╭─ Recorded data

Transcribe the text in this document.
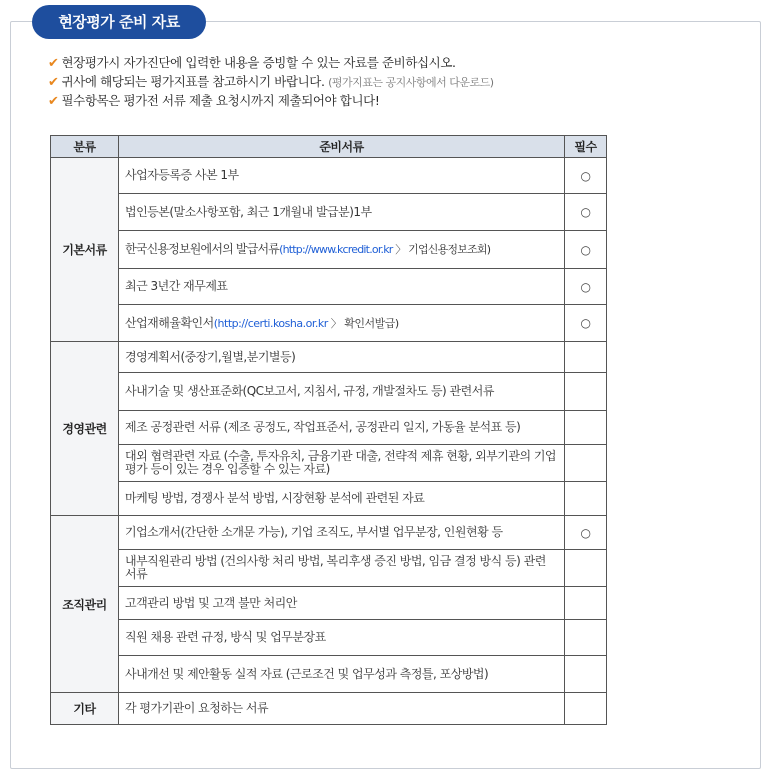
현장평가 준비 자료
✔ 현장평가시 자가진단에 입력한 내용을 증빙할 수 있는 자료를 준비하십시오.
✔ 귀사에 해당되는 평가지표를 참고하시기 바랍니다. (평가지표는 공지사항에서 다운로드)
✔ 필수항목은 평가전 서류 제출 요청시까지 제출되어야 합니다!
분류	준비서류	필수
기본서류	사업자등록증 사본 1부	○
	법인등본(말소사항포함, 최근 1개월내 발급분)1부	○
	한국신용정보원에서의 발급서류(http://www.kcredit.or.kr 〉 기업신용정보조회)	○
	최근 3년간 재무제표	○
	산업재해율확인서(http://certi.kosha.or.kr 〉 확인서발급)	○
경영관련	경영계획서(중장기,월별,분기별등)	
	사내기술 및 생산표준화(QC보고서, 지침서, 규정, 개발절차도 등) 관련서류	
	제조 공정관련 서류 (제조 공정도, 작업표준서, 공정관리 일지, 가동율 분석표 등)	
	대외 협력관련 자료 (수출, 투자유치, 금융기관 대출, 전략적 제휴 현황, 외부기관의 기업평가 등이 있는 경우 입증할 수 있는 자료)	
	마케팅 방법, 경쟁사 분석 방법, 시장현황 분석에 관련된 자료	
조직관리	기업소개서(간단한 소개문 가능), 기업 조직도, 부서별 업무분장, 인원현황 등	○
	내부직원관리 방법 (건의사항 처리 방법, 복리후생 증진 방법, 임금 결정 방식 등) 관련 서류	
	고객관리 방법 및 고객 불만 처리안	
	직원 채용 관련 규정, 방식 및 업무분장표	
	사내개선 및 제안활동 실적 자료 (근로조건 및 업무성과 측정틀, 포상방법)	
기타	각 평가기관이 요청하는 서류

╰─
╭─ Recorded data

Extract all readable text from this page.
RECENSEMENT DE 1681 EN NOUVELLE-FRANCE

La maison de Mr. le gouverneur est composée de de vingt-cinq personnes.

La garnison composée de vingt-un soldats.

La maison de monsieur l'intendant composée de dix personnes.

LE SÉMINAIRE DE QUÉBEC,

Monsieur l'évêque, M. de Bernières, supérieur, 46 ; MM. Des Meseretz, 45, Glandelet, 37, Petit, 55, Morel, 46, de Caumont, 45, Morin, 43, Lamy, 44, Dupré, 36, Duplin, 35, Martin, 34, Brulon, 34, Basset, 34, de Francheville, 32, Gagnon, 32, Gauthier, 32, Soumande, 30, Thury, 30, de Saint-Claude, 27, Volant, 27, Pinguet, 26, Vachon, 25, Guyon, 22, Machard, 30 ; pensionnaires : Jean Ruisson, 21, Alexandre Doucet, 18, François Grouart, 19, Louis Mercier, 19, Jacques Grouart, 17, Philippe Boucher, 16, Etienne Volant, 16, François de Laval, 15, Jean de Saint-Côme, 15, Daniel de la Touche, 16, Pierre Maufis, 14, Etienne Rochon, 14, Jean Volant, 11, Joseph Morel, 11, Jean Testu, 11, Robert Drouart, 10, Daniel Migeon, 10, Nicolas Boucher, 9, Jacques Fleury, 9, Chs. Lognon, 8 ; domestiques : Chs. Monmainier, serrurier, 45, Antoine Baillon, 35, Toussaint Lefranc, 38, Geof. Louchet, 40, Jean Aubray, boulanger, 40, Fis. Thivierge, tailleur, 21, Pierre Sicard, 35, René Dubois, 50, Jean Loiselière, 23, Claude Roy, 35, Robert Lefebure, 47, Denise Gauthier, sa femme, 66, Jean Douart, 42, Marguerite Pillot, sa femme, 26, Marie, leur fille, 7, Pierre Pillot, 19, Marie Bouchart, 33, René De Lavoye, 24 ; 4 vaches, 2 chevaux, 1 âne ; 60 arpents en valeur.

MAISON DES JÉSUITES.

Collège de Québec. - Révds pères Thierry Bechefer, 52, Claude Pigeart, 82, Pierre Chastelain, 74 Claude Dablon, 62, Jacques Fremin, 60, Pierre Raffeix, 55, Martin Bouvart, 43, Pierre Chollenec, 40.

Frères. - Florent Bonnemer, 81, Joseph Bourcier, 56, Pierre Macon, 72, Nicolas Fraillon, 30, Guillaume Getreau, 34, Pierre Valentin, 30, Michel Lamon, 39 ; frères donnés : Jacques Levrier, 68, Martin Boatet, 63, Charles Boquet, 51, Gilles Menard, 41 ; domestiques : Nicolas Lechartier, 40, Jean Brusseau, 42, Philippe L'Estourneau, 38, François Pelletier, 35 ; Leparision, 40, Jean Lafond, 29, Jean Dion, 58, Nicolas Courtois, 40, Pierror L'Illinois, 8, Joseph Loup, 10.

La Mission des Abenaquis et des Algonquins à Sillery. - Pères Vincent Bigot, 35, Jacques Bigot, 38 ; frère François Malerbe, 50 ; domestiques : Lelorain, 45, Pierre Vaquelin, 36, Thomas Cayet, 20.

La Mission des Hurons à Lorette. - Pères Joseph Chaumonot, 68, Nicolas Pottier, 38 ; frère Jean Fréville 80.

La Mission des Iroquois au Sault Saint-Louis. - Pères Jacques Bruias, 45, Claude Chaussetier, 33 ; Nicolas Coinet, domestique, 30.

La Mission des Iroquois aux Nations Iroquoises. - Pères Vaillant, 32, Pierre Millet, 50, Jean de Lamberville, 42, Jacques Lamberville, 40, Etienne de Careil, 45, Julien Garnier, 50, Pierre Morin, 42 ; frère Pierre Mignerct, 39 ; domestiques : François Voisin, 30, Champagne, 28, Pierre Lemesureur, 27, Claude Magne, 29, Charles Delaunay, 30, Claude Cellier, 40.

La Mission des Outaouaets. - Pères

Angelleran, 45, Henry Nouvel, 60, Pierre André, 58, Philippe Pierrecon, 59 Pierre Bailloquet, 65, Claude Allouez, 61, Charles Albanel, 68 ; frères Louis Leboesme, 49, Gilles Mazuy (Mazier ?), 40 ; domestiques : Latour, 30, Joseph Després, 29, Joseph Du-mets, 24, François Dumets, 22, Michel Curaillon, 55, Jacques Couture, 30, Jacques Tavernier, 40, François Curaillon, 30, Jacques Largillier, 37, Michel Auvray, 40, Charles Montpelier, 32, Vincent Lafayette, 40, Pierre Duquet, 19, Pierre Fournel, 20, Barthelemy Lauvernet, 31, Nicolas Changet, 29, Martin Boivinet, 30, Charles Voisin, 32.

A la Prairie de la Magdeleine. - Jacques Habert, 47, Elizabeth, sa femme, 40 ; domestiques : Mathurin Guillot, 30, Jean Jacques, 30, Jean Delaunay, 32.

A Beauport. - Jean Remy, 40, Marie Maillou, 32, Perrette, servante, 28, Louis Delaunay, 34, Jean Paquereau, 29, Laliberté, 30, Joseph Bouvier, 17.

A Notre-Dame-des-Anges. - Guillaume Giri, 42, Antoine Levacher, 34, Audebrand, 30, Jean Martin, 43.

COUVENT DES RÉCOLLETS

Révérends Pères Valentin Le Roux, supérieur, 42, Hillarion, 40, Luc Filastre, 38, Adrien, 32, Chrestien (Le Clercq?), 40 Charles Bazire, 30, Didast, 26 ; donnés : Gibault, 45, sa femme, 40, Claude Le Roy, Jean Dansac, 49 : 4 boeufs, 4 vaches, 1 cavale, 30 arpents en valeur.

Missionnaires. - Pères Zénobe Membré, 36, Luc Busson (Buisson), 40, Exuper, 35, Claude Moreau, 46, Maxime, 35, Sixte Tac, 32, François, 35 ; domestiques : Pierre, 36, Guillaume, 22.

╰─
╭─ Recorded data

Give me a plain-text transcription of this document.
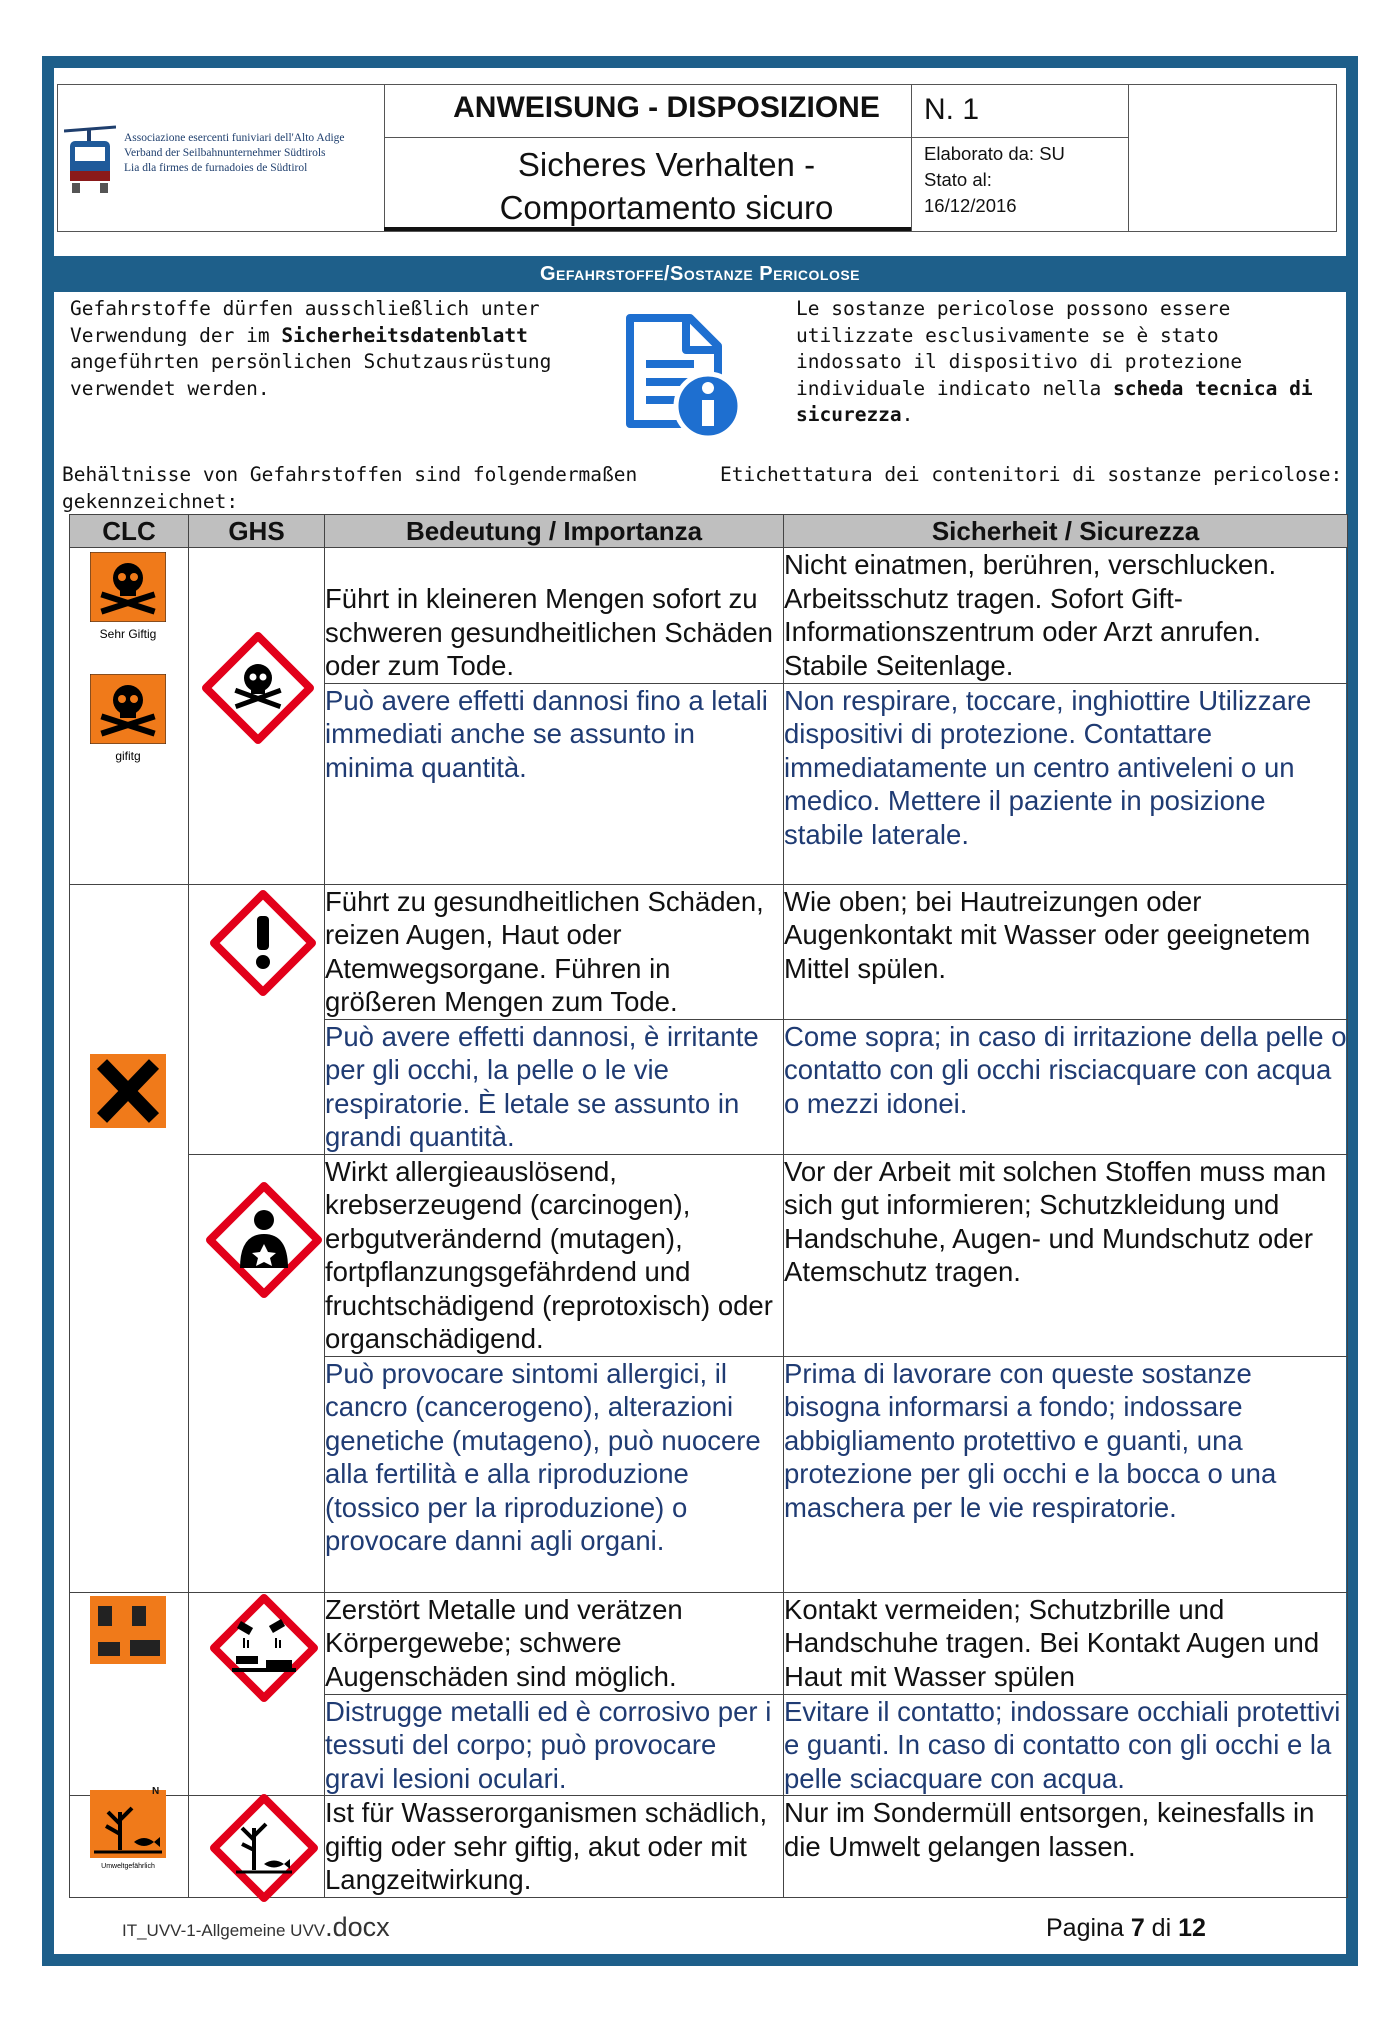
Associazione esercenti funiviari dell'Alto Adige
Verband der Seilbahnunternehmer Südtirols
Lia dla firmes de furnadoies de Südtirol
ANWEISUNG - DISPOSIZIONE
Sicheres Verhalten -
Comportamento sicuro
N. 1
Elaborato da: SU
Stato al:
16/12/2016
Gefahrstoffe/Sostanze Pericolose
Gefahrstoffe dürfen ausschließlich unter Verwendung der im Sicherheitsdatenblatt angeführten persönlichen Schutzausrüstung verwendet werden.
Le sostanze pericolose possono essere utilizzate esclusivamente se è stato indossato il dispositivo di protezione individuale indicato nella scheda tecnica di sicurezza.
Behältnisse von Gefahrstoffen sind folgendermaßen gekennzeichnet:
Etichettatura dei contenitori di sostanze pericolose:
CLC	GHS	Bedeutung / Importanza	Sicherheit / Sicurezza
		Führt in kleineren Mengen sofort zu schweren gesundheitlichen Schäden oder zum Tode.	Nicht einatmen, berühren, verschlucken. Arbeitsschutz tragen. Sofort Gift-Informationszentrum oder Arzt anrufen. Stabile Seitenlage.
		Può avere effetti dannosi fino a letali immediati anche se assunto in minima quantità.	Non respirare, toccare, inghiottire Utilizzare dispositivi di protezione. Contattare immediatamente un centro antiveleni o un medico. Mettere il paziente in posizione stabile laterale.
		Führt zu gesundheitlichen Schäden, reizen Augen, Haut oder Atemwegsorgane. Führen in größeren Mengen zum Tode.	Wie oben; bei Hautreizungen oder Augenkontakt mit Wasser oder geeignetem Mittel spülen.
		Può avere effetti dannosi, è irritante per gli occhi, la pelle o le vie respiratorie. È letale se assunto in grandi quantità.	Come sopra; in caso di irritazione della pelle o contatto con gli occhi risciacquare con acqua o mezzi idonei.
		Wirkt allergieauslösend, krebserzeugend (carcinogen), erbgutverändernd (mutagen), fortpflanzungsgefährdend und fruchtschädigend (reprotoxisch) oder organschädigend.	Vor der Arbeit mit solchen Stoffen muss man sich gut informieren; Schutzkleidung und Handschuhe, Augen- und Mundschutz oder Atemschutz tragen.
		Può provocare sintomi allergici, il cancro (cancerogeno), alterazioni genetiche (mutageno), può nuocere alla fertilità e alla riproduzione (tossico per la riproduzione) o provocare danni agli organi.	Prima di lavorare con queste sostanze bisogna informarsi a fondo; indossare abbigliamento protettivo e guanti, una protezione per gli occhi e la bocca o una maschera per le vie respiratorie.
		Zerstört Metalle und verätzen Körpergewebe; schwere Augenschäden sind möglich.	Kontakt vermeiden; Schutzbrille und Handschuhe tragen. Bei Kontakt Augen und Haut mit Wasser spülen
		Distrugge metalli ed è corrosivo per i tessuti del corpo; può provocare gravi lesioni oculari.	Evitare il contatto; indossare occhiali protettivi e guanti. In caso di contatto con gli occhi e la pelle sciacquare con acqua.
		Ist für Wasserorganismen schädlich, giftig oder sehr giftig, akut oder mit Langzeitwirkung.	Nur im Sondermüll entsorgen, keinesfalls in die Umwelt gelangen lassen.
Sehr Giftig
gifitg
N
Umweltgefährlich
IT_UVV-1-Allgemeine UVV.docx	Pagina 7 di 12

╰─

Return every line of the preceding records in which the word "Haut" appears.

*Finished task:*
		Führt zu gesundheitlichen Schäden, reizen Augen, Haut oder Atemwegsorgane. Führen in größeren Mengen zum Tode.	Wie oben; bei Hautreizungen oder Augenkontakt mit Wasser oder geeignetem Mittel spülen.
		Zerstört Metalle und verätzen Körpergewebe; schwere Augenschäden sind möglich.	Kontakt vermeiden; Schutzbrille und Handschuhe tragen. Bei Kontakt Augen und Haut mit Wasser spülen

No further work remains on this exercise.